### EXTRACT PROVIDED
However, something didn't feel right. As soon as I got home, I got on my laptop to make sure the course packet I'd ordered matched my instructor - sure enough, it didn't. I immediately called Abel's Copies, and was told that the course packet I ACTUALLY needed was in stock, and that I could come by and trade my order confirmation for the correct packet.
I made the walk back to Abel's Copies, and, upon receiving the correct packet, learned that it was $25 less than the packet I'd ordered and paid for. The girl behind the counter was unsure of what to do, and got her manager. He (rudely) informed me that there were absolutely no refunds or rebates, and that it was my fault for not knowing my instructor's name. I explained the situation to him, that I had been in the store less than an hour before, that I had been misinformed by the employees, and that I hadn't actually bought a packet, only ordered one, but he wouldn't budge. I asked him if I could have the number of his supervisor, but he told me that he couldn't give it to me; the only way I could get into contact with him was if I left MY number, and he called me. Knowing that I'd probably never hear back from him, I left my name and number and left the store out $25 but with the correct packet.
Is there anything else I can do? To the store's credit, there were many signs posted that read "NO REFUNDS," but does my situation count as a refund, as I never received what I had originally paid for?
Don't be scared by Abel's sign. It's just a piece of paper. It may be laminated, but that doesn't change anything. You could make signs too if you wanted and they'd mean just as much. You should not have to pay for the store's mistake.
You're a college student, so we're going to assume you have at least one credit card, and hopefully you used it to pay for the course packet. Call your credit card company and explain that you were overcharged and that you would like to chargeback the difference. Since it's a small amount they may not even need to contact Abel's to resolve the dispute.
And next time you need a course packet, double-check the professor's name and don't go back to Abel's!
RELATED: What Is A Chargeback?
(Photo: Spidra Webster)
Post a comment
Comments:
I always hated it when professors issued specialized texts that could only be purchased at a specific location.
I also always hate it when people initiate chargebacks for purchasing the wrong item in the first place. I don't think it's Abel's responsibility to know who a student's professors are, especially being an off-campus (and thus probably unaffiliated with the university) business. They seemed accommodating by allowing David to exchange packets after discovering the packet he ordered wasn't the correct one.
I would tell them that I'm speaking with the professor in charge of planning the course about the issue.
The professors who are in charge of planning the course hold a lot of weight at these places because they decide where it gets printed.
They wouldn't like the idea of their future business being jeopardized ... and even if they still don't budge after the namedropping, maybe a call from the professor in question can change their mind.
I would make sure that the instructor knows what happens - don't pester them to help but if you tell them you wanted to make them aware, I bet they'll offer to help.

(Labeled box records)

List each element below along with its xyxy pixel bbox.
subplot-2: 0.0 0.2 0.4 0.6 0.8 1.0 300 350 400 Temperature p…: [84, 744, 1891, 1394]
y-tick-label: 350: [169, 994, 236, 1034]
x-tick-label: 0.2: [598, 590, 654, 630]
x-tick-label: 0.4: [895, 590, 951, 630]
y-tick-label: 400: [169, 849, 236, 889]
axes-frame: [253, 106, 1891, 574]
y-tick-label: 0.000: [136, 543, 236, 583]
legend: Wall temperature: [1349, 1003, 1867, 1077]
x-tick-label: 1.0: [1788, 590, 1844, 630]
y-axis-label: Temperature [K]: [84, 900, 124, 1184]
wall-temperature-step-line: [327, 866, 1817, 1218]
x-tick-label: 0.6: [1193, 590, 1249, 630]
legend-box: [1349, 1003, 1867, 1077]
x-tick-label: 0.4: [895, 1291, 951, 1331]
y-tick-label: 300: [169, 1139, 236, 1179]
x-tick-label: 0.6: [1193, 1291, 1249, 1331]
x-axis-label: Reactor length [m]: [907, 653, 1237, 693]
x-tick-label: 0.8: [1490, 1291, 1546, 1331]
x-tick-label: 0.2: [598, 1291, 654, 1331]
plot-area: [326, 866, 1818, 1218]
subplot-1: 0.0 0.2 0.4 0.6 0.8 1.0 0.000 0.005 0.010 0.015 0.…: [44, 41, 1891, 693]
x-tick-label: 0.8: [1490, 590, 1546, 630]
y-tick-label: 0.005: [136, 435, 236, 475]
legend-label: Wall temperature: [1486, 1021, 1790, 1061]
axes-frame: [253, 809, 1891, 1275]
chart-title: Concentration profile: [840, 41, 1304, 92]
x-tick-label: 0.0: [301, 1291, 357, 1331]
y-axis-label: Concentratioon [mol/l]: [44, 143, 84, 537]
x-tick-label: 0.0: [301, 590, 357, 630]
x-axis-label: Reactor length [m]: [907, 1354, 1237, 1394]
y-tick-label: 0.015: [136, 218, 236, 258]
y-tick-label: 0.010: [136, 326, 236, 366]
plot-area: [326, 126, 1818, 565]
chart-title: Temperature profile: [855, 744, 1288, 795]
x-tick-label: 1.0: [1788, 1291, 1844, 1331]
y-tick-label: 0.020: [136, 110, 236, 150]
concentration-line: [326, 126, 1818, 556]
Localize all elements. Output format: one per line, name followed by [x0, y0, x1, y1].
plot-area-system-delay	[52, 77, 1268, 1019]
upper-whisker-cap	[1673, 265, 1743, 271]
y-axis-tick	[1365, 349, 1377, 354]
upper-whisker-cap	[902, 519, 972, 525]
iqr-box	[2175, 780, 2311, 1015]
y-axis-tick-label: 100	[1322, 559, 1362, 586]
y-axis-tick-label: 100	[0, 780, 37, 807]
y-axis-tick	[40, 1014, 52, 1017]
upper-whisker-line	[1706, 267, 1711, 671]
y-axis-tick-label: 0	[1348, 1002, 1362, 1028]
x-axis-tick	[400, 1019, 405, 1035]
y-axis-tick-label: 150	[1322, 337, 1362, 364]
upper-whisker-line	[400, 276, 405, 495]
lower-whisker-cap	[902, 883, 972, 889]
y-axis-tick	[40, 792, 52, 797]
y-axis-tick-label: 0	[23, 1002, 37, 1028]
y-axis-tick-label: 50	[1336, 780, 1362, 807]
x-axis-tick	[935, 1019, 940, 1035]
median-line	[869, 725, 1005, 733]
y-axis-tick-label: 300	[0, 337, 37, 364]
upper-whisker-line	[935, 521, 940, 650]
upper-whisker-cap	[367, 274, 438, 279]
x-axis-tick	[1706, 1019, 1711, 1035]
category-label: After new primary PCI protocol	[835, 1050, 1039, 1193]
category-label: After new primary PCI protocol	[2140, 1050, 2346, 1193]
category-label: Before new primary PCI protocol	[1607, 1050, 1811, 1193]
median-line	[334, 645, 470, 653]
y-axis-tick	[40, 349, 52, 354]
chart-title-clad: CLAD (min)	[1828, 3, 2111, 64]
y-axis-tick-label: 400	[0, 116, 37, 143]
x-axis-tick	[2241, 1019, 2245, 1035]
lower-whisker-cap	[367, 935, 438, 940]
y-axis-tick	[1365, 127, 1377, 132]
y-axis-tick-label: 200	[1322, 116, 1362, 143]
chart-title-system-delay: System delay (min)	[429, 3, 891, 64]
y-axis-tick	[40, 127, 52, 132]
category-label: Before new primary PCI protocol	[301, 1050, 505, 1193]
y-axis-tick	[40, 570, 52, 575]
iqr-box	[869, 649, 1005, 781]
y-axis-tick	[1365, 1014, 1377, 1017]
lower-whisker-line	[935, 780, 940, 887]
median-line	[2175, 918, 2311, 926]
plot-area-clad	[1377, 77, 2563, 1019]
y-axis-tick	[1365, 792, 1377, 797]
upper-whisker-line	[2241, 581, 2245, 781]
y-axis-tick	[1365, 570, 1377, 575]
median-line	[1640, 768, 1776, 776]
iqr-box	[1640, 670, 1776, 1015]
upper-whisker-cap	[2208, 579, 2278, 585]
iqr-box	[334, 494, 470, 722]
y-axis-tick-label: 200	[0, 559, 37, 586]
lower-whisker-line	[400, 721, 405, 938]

### PROBLEM STATEMENT
Answer these questions on the course packet post:
1. How much cheaper was the correct packet than the one that had been ordered and paid for?
2. Whom does the reply advise calling to get the difference back?
3. According to one comment, why do the professors who plan a course hold a lot of weight at copy shops?

### WORKED SOLUTION
1. $25.
2. The credit card company, to request a chargeback of the difference.
3. Because they decide where the course packet gets printed.